-- Start Data excerpts --

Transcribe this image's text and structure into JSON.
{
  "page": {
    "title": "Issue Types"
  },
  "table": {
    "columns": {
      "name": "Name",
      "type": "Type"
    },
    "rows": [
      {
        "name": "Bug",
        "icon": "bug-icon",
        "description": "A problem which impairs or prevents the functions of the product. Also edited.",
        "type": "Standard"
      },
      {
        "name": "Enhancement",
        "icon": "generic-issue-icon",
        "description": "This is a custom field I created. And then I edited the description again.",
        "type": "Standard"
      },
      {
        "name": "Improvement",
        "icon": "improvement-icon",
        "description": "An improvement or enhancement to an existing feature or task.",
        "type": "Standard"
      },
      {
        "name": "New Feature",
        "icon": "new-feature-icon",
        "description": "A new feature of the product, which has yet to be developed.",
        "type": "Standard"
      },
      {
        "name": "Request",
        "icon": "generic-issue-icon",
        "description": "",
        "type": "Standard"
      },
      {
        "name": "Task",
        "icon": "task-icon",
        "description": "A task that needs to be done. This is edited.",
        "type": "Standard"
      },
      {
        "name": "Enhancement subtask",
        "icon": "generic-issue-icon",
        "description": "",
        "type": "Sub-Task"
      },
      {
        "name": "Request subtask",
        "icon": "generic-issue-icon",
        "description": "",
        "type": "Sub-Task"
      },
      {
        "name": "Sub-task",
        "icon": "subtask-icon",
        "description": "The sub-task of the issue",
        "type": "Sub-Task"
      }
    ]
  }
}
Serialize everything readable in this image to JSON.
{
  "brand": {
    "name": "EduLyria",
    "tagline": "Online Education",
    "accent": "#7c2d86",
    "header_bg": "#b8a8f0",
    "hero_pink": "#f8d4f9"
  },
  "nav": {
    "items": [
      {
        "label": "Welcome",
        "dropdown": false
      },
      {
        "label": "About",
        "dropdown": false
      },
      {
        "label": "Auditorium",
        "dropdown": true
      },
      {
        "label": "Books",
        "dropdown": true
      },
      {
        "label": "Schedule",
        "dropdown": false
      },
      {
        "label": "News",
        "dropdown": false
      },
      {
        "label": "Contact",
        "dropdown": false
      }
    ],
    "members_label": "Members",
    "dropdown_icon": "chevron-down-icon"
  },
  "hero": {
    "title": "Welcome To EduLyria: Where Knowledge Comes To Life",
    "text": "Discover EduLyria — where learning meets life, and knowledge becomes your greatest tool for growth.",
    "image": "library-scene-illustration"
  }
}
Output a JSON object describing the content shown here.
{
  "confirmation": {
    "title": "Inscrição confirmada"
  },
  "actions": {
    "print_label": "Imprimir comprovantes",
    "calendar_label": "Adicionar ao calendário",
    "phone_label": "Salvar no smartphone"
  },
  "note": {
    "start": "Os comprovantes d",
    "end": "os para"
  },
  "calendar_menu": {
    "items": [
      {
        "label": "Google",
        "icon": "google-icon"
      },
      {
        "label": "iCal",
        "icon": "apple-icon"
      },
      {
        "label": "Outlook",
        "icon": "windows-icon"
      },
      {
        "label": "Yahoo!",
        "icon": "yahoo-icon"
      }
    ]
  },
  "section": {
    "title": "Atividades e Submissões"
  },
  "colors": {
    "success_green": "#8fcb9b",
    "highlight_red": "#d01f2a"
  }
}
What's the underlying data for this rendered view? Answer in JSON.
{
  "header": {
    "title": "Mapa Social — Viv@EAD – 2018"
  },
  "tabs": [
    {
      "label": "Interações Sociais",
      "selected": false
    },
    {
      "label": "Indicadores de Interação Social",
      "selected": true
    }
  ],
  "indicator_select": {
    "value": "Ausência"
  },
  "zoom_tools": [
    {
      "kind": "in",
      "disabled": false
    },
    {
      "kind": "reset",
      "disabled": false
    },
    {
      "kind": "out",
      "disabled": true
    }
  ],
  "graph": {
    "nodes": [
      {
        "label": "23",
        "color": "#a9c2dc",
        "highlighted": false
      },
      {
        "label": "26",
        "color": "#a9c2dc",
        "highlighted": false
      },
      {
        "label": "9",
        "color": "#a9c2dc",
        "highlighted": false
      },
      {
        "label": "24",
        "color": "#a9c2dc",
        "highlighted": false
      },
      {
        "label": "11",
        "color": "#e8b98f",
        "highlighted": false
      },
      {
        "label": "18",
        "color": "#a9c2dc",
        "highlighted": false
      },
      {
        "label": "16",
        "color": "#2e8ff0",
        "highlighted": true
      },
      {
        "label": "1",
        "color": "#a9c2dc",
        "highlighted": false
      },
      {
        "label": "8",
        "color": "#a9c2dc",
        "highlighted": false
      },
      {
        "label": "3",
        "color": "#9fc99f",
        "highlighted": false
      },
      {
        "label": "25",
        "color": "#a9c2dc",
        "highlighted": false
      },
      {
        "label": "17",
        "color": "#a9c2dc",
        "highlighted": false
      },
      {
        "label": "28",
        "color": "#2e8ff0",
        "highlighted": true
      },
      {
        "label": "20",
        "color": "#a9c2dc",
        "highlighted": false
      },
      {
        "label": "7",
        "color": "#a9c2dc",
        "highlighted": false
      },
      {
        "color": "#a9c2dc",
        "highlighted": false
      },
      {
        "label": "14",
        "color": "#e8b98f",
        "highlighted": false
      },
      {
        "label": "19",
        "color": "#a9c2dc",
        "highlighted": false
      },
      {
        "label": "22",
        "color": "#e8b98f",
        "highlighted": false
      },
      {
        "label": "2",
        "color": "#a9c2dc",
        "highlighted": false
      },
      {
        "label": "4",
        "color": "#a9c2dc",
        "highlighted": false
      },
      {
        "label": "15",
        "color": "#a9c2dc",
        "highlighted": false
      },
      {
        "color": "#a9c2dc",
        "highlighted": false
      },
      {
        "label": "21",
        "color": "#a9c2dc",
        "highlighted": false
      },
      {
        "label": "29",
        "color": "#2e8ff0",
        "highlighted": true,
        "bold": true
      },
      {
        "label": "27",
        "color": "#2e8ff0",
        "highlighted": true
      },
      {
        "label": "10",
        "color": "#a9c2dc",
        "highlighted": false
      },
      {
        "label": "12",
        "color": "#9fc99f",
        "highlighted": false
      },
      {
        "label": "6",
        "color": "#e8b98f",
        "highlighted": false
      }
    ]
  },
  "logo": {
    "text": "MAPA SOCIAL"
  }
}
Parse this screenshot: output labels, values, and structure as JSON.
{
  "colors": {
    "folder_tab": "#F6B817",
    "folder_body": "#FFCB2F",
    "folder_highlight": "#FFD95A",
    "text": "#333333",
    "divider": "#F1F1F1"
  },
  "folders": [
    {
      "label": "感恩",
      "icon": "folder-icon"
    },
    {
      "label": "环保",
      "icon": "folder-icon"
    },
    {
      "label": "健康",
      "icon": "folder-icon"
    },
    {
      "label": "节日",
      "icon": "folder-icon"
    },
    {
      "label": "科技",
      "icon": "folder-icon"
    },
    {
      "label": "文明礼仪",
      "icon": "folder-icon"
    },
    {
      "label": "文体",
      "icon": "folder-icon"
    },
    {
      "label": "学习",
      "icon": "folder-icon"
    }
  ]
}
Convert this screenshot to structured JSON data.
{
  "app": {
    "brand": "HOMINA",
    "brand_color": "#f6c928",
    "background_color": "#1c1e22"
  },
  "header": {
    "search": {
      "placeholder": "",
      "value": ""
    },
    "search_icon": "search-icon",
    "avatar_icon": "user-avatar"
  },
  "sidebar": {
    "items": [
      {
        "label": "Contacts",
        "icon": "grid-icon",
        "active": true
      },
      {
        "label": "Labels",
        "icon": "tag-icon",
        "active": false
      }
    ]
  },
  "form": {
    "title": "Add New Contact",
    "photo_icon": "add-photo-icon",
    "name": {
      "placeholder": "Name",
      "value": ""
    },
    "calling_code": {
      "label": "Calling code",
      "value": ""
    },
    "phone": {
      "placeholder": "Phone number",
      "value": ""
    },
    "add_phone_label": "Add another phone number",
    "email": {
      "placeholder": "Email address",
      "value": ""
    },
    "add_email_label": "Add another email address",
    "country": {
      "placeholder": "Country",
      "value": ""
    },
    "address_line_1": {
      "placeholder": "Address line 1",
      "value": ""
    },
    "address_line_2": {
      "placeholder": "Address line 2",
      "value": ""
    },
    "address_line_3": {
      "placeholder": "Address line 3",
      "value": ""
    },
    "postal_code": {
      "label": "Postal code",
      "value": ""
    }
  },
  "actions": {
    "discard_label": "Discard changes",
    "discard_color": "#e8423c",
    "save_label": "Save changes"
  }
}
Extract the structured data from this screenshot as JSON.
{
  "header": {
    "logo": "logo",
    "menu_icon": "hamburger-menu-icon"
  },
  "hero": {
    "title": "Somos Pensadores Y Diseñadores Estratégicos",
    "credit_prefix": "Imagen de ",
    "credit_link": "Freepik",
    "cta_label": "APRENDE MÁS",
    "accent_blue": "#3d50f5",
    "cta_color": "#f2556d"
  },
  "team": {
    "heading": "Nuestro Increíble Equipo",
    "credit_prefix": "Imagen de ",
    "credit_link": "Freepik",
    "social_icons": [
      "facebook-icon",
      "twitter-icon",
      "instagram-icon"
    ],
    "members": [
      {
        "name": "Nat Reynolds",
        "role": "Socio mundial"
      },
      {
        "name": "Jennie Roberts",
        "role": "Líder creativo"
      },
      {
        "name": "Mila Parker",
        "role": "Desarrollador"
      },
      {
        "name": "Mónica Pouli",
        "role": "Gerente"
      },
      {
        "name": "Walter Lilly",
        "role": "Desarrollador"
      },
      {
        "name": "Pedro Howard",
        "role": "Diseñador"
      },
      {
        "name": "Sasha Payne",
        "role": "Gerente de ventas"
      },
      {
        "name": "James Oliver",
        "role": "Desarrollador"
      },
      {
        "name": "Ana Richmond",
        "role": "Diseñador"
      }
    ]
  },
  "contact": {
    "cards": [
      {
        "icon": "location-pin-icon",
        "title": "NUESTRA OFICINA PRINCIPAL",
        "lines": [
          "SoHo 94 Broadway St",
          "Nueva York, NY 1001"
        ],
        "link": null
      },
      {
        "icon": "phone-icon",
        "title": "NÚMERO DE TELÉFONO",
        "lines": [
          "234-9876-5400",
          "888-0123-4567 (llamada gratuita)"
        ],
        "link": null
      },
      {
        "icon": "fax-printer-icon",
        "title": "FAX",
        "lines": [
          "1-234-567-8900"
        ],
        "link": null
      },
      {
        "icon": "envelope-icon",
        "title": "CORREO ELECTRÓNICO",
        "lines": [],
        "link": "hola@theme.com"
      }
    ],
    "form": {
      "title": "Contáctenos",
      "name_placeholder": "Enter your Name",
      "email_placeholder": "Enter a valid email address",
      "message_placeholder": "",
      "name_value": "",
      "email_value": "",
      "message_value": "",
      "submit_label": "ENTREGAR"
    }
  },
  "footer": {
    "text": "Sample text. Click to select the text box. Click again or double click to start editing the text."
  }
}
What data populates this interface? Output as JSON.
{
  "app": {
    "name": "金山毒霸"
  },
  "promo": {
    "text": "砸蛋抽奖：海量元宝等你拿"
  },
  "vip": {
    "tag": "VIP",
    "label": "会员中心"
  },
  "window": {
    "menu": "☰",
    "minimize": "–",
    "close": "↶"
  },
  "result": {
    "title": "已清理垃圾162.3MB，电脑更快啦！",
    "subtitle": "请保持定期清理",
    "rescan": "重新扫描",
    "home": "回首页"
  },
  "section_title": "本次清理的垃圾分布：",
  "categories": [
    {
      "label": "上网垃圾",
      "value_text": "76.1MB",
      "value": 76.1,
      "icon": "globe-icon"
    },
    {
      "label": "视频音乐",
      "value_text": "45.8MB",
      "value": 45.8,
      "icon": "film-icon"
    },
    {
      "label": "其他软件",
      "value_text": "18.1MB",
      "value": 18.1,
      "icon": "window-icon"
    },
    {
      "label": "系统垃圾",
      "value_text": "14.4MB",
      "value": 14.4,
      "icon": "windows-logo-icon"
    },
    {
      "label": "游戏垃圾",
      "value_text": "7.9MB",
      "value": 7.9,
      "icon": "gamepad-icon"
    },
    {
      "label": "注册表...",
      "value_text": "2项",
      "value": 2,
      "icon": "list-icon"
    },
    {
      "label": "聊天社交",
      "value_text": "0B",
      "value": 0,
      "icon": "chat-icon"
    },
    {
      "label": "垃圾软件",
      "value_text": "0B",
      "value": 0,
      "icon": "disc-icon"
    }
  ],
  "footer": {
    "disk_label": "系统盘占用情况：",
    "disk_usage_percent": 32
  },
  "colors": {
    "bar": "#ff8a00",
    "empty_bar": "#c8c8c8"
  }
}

-- End Data excerpts --

- **Your instructions**
Give the number of lines in the data that contain "comprovantes", with no other words.

- **Task result**
2